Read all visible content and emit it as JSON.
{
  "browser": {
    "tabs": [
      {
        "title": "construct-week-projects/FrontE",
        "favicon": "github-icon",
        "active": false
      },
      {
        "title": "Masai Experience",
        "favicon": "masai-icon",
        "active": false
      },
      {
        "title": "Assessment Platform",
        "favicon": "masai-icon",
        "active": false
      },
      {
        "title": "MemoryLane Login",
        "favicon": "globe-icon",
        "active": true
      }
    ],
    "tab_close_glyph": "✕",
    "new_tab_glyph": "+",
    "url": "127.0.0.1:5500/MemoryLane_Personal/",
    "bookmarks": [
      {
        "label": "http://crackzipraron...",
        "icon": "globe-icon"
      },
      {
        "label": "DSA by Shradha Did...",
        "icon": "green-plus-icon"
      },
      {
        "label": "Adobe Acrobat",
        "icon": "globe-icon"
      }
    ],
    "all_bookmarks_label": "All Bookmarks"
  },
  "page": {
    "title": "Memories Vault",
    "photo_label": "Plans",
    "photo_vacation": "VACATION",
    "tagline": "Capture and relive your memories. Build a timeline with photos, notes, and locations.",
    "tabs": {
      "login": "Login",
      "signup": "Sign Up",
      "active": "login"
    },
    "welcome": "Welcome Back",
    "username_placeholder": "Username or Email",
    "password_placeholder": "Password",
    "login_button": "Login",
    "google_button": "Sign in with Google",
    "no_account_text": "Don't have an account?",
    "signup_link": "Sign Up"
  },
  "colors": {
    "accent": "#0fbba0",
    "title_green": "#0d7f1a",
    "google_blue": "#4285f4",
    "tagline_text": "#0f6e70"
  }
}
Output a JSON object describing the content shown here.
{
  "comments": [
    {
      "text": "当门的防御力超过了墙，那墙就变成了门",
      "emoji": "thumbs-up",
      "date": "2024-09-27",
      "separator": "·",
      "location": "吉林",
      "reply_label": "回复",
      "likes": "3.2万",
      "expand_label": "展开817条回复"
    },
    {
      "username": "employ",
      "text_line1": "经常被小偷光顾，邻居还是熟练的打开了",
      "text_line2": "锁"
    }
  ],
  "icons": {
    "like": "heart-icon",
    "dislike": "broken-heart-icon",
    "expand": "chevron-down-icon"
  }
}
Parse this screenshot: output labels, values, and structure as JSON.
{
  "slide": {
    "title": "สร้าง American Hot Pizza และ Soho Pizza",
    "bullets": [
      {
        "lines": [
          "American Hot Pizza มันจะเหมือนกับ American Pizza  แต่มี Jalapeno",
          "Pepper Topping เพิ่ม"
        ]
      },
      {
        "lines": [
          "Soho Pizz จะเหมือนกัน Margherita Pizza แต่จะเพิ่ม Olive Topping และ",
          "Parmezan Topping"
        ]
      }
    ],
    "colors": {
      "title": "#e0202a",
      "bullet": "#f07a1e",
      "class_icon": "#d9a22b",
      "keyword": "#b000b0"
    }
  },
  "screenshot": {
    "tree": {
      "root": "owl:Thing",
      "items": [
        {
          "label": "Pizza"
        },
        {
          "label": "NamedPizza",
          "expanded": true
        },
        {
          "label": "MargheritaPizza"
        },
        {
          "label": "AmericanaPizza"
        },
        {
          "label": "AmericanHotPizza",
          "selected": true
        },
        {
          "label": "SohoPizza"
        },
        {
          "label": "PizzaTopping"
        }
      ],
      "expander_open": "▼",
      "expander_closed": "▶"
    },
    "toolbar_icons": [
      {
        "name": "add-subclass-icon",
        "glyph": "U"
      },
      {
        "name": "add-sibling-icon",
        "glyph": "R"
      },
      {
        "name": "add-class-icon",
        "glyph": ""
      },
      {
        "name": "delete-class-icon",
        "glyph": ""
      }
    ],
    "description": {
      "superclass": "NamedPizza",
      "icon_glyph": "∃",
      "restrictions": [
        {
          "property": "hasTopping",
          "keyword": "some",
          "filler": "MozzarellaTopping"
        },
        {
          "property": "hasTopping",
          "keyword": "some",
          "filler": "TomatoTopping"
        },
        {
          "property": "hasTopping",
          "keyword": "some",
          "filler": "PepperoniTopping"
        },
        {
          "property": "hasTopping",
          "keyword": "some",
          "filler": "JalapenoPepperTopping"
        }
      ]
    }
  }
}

___

◆ **What you need to do**: Locate each line containing the string "Sign" and show it.

◆ **Solution to the exercise**:
      "signup": "Sign Up",
    "google_button": "Sign in with Google",
    "signup_link": "Sign Up"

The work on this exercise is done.